◆ EXERCISE BRIEF:
Copy out the rows starting at the one that contains "logo-top-text: insieme — [90, 45, 136, 60]" and ending at the one that contains "letter-title: Lettera di", character for character, with both of those rows included.

+++ DATASET CONTENT

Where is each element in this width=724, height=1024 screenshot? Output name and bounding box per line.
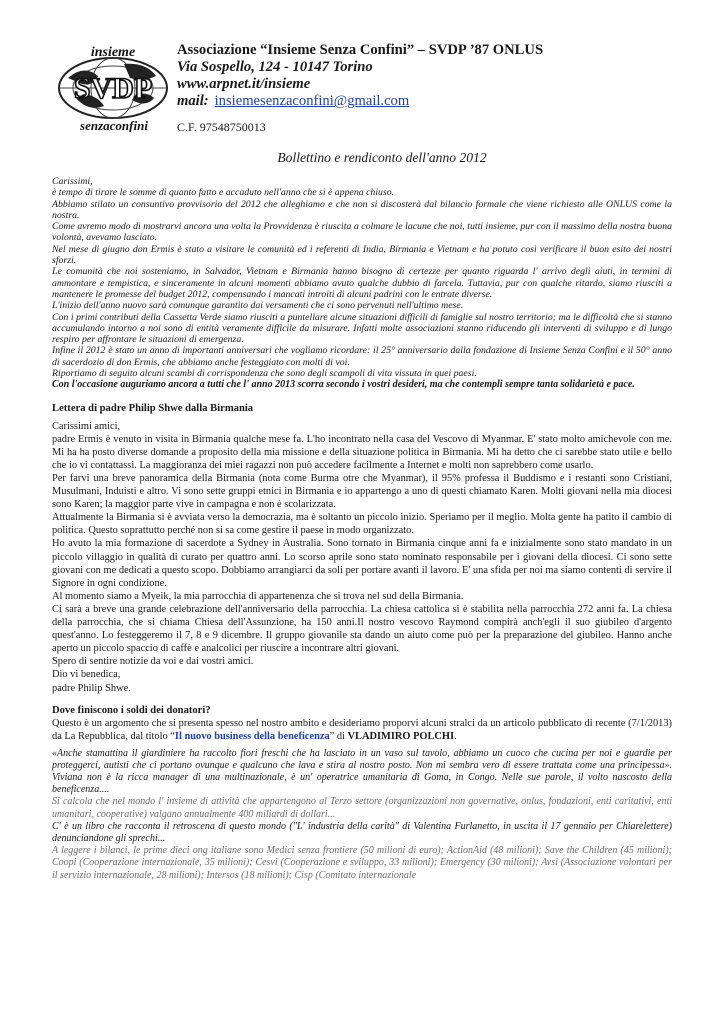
logo-top-text: insieme — [90, 45, 136, 60]
org-address: Via Sospello, 124 - 10147 Torino — [177, 59, 373, 75]
logo-mid-text: SVDP — [73, 72, 153, 105]
lead-text: . — [454, 730, 457, 742]
letter-title: Lettera di padre Philip Shwe dalla Birmania — [52, 402, 254, 414]
lead-text: Questo è un argomento che si presenta spesso nel nostro ambito e desideriamo proporvi alcuni stralci da un articolo pubblicato di recente (7/1/2013) da La Repubblica, dal titolo “ — [52, 717, 672, 742]
intro-wishes: Con l'occasione auguriamo ancora a tutti che l' anno 2013 scorra secondo i vostri desideri, ma che contempli sempre tanta solidarietà e pace. — [52, 379, 635, 391]
svdp-logo — [54, 42, 172, 132]
quote-paragraph: A leggere i bilanci, le prime dieci ong italiane sono Medici senza frontiere (50 milioni di euro); ActionAid (48 milioni); Save the Children (45 milioni); Coopi (Cooperazione internazionale, 35 milioni); Cesvi (Cooperazione e sviluppo, 33 milioni); Emergency (30 milioni); Avsi (Associazione volontari per il servizio internazionale, 28 milioni); Intersos (18 milioni); Cisp (Comitato internazionale — [52, 845, 672, 881]
org-info — [177, 42, 543, 110]
letter-paragraph: Spero di sentire notizie da voi e dai vostri amici. — [52, 656, 254, 668]
quote-paragraph: «Anche stamattina il giardiniere ha raccolto fiori freschi che ha lasciato in un vaso sul tavolo, abbiamo un cuoco che cucina per noi e guardie per proteggerci, autisti che ci portano ovunque e qualcuno che lava e stira al nostro posto. Non mi sembra vero di essere trattata come una principessa». Viviana non è la ricca manager di una multinazionale, è un' operatrice umanitaria di Goma, in Congo. Nelle sue parole, il volto nascosto della beneficenza.... — [52, 747, 672, 796]
intro-paragraph: Infine il 2012 è stato un anno di importanti anniversari che vogliamo ricordare: il 25° anniversario dalla fondazione di Insieme Senza Confini e il 50° anno di sacerdozio di don Ermis, che abbiamo anche festeggiato con molti di voi. — [52, 345, 672, 368]
letter-paragraph: Carissimi amici, — [52, 420, 121, 432]
mail-label: mail: — [177, 93, 209, 109]
intro-paragraph: è tempo di tirare le somme di quanto fatto e accaduto nell'anno che si è appena chiuso. — [52, 187, 395, 199]
intro-paragraph: Come avremo modo di mostrarvi ancora una volta la Provvidenza è riuscita a colmare le lacune che noi, tutti insieme, pur con il massimo della nostra buona volontà, avevamo lasciato. — [52, 221, 672, 244]
quote-paragraph: Si calcola che nel mondo l' insieme di attività che appartengono al Terzo settore (organizzazioni non governative, onlus, fondazioni, enti caritativi, enti umanitari, cooperative) valgano annualmente 400 miliardi di dollari... — [52, 796, 672, 820]
logo-bottom-text: senzaconfini — [80, 118, 148, 132]
document-title: Bollettino e rendiconto dell'anno 2012 — [277, 150, 487, 165]
intro-paragraph: L'inizio dell'anno nuovo sarà comunque garantito dai versamenti che ci sono pervenuti nell'ultimo mese. — [52, 300, 464, 312]
letter-paragraph: Attualmente la Birmania si è avviata verso la democrazia, ma è soltanto un piccolo inizio. Speriamo per il meglio. Molta gente ha patito il cambio di politica. Questo soprattutto perché non si sa come gestire il paese in modo organizzato. — [52, 512, 672, 537]
letter-paragraph: Al momento siamo a Myeik, la mia parrocchia di appartenenza che si trova nel sud della Birmania. — [52, 590, 464, 602]
org-website: www.arpnet.it/insieme — [177, 76, 311, 92]
article-author: VLADIMIRO POLCHI — [347, 730, 455, 742]
intro-paragraph: Carissimi, — [52, 176, 93, 187]
intro-section — [52, 176, 672, 391]
lead-text: ” di — [329, 730, 348, 742]
article-quotes — [52, 748, 672, 882]
letter-section — [52, 420, 672, 695]
letter-paragraph: Ci sarà a breve una grande celebrazione dell'anniversario della parrocchia. La chiesa cattolica si è stabilita nella parrocchia 272 anni fa. La chiesa della parrocchia, che si chiama Chiesa dell'Assunzione, ha 150 anni.Il nostro vescovo Raymond compirà anch'egli il suo giubileo d'argento quest'anno. Lo festeggeremo il 7, 8 e 9 dicembre. Il gruppo giovanile sta dando un aiuto come può per la preparazione del giubileo. Hanno anche aperto un piccolo spaccio di caffè e analcolici per riuscire a incontrare altri giovani. — [52, 603, 672, 655]
intro-paragraph: Nel mese di giugno don Ermis è stato a visitare le comunità ed i referenti di India, Birmania e Vietnam e ha potuto così verificare il buon esito dei nostri sforzi. — [52, 243, 672, 267]
document-page — [52, 40, 672, 882]
donors-section-title: Dove finiscono i soldi dei donatori? — [52, 704, 211, 716]
globe-logo-icon — [54, 42, 172, 132]
org-mail-row — [177, 93, 543, 110]
intro-paragraph: Le comunità che noi sosteniamo, in Salvador, Vietnam e Birmania hanno bisogno di certezze per quanto riguarda l' arrivo degli aiuti, in termini di ammontare e tempistica, e sinceramente in alcuni momenti abbiamo avuto qualche dubbio di farcela. Tuttavia, pur con qualche ritardo, siamo riusciti a mantenere le promesse del budget 2012, compensando i mancati introiti di alcuni padrini con le entrate diverse. — [52, 266, 672, 300]
quote-paragraph: C' è un libro che racconta il retroscena di questo mondo ("L' industria della carità" di Valentina Furlanetto, in uscita il 17 gennaio per Chiarelettere) denunciandone gli sprechi... — [52, 820, 672, 845]
letterhead — [52, 40, 672, 140]
intro-paragraph: Riportiamo di seguito alcuni scambi di corrispondenza che sono degli scampoli di vita vissuta in quei paesi. — [52, 368, 477, 380]
donors-section — [52, 705, 672, 882]
intro-paragraph: Con i primi contributi della Cassetta Verde siamo riusciti a puntellare alcune situazioni difficili di famiglie sul nostro territorio; ma le difficoltà che si stanno accumulando intorno a noi sono di entità veramente difficile da misurare. Infatti molte associazioni stanno riducendo gli interventi di sviluppo e di lungo respiro per affrontare le situazioni di emergenza. — [52, 311, 672, 346]
intro-paragraph: Abbiamo stilato un consuntivo provvisorio del 2012 che alleghiamo e che non si discosterà dal bilancio formale che viene richiesto alle ONLUS come la nostra. — [52, 198, 672, 221]
letter-paragraph: padre Philip Shwe. — [52, 682, 131, 694]
letter-paragraph: Dio vi benedica, — [52, 669, 121, 681]
letter-paragraph: Ho avuto la mia formazione di sacerdote a Sydney in Australia. Sono tornato in Birmania cinque anni fa e inizialmente sono stato mandato in un piccolo villaggio in qualità di curato per quattro anni. Lo scorso aprile sono stato nominato responsabile per i giovani della diocesi. Ci sono sette giovani con me dedicati a questo scopo. Dobbiamo arrangiarci da soli per portare avanti il lavoro. E' una sfida per noi ma siamo contenti di servire il Signore in ogni condizione. — [52, 538, 672, 589]
mail-link[interactable]: insiemesenzaconfini@gmail.com — [214, 93, 410, 109]
donors-lead — [52, 717, 672, 743]
letter-paragraph: Per farvi una breve panoramica della Birmania (nota come Burma otre che Myanmar), il 95% professa il Buddismo e i restanti sono Cristiani, Musulmani, Induisti e altro. Vi sono sette gruppi etnici in Birmania e io appartengo a uno di questi chiamato Karen. Molti giovani nella mia diocesi sono Karen; la maggior parte vive in campagna e non è scolarizzata. — [52, 473, 672, 511]
tax-code: C.F. 97548750013 — [177, 120, 266, 134]
letter-paragraph: padre Ermis è venuto in visita in Birmania qualche mese fa. L'ho incontrato nella casa del Vescovo di Myanmar. E' stato molto amichevole con me. Mi ha ha posto diverse domande a proposito della mia missione e della situazione politica in Birmania. Mi ha detto che ci sarebbe stato utile e bello che io vi contattassi. La maggioranza dei miei ragazzi non può accedere facilmente a Internet e molti non saprebbero come usarlo. — [52, 433, 672, 471]
article-title: Il nuovo business della beneficenza — [174, 730, 330, 742]
org-name: Associazione “Insieme Senza Confini” – SVDP ’87 ONLUS — [177, 42, 544, 58]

++++++

◆ SOLVED PROBLEM:
logo-top-text: insieme — [90, 45, 136, 60]
org-address: Via Sospello, 124 - 10147 Torino — [177, 59, 373, 75]
logo-mid-text: SVDP — [73, 72, 153, 105]
lead-text: . — [454, 730, 457, 742]
letter-title: Lettera di padre Philip Shwe dalla Birmania — [52, 402, 254, 414]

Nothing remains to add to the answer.